* START Raw records *

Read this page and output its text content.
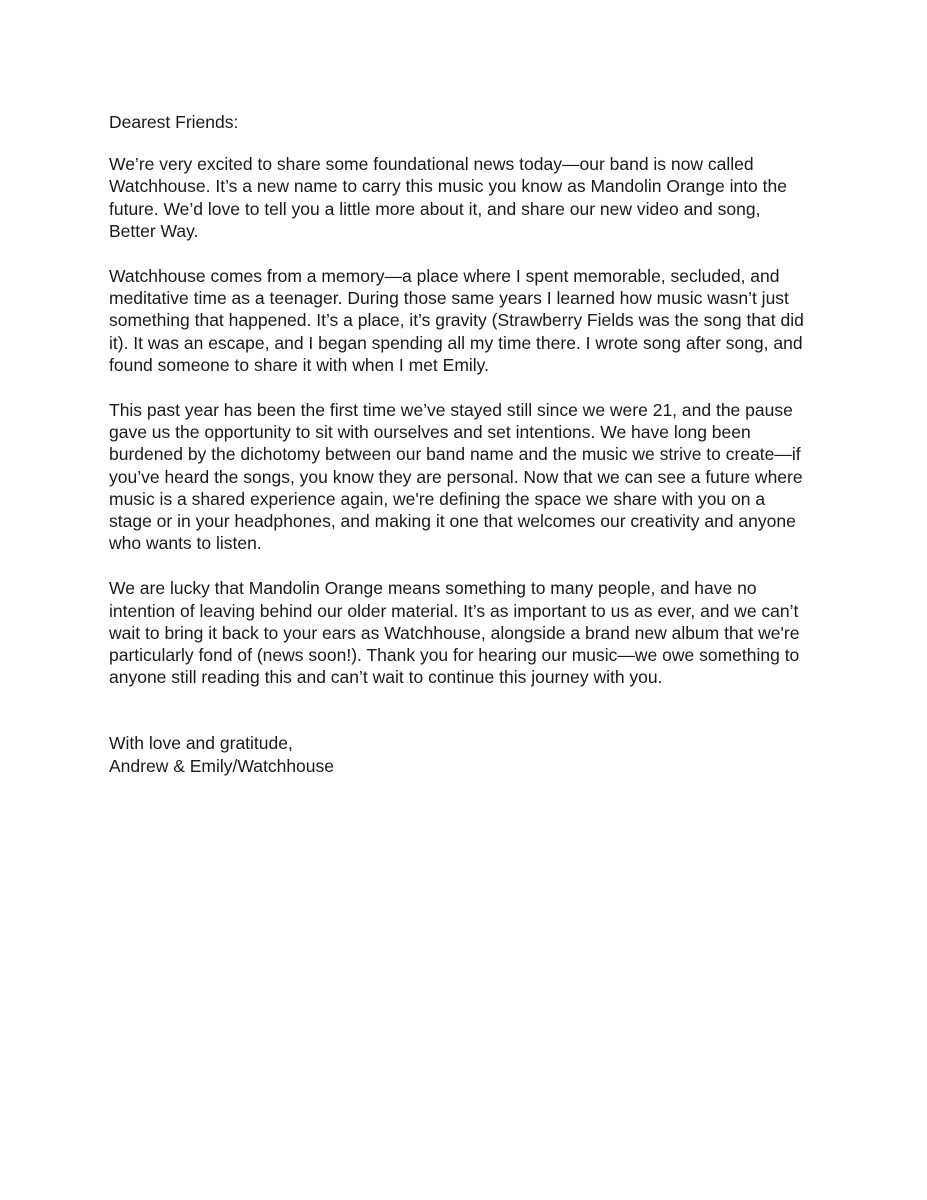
Dearest Friends:
We’re very excited to share some foundational news today—our band is now called
Watchhouse. It’s a new name to carry this music you know as Mandolin Orange into the
future. We’d love to tell you a little more about it, and share our new video and song,
Better Way.
Watchhouse comes from a memory—a place where I spent memorable, secluded, and
meditative time as a teenager. During those same years I learned how music wasn’t just
something that happened. It’s a place, it’s gravity (Strawberry Fields was the song that did
it). It was an escape, and I began spending all my time there. I wrote song after song, and
found someone to share it with when I met Emily.
This past year has been the first time we’ve stayed still since we were 21, and the pause
gave us the opportunity to sit with ourselves and set intentions. We have long been
burdened by the dichotomy between our band name and the music we strive to create—if
you’ve heard the songs, you know they are personal. Now that we can see a future where
music is a shared experience again, we're defining the space we share with you on a
stage or in your headphones, and making it one that welcomes our creativity and anyone
who wants to listen.
We are lucky that Mandolin Orange means something to many people, and have no
intention of leaving behind our older material. It’s as important to us as ever, and we can’t
wait to bring it back to your ears as Watchhouse, alongside a brand new album that we're
particularly fond of (news soon!). Thank you for hearing our music—we owe something to
anyone still reading this and can’t wait to continue this journey with you.
With love and gratitude,
Andrew & Emily/Watchhouse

* END Raw records *

■ What to work on:
Your task is to repeat the data above exactly while excluding the pictures.

■ Output:
Read this page and output its text content.
Dearest Friends:
We’re very excited to share some foundational news today—our band is now called
Watchhouse. It’s a new name to carry this music you know as Mandolin Orange into the
future. We’d love to tell you a little more about it, and share our new video and song,
Better Way.
Watchhouse comes from a memory—a place where I spent memorable, secluded, and
meditative time as a teenager. During those same years I learned how music wasn’t just
something that happened. It’s a place, it’s gravity (Strawberry Fields was the song that did
it). It was an escape, and I began spending all my time there. I wrote song after song, and
found someone to share it with when I met Emily.
This past year has been the first time we’ve stayed still since we were 21, and the pause
gave us the opportunity to sit with ourselves and set intentions. We have long been
burdened by the dichotomy between our band name and the music we strive to create—if
you’ve heard the songs, you know they are personal. Now that we can see a future where
music is a shared experience again, we're defining the space we share with you on a
stage or in your headphones, and making it one that welcomes our creativity and anyone
who wants to listen.
We are lucky that Mandolin Orange means something to many people, and have no
intention of leaving behind our older material. It’s as important to us as ever, and we can’t
wait to bring it back to your ears as Watchhouse, alongside a brand new album that we're
particularly fond of (news soon!). Thank you for hearing our music—we owe something to
anyone still reading this and can’t wait to continue this journey with you.
With love and gratitude,
Andrew & Emily/Watchhouse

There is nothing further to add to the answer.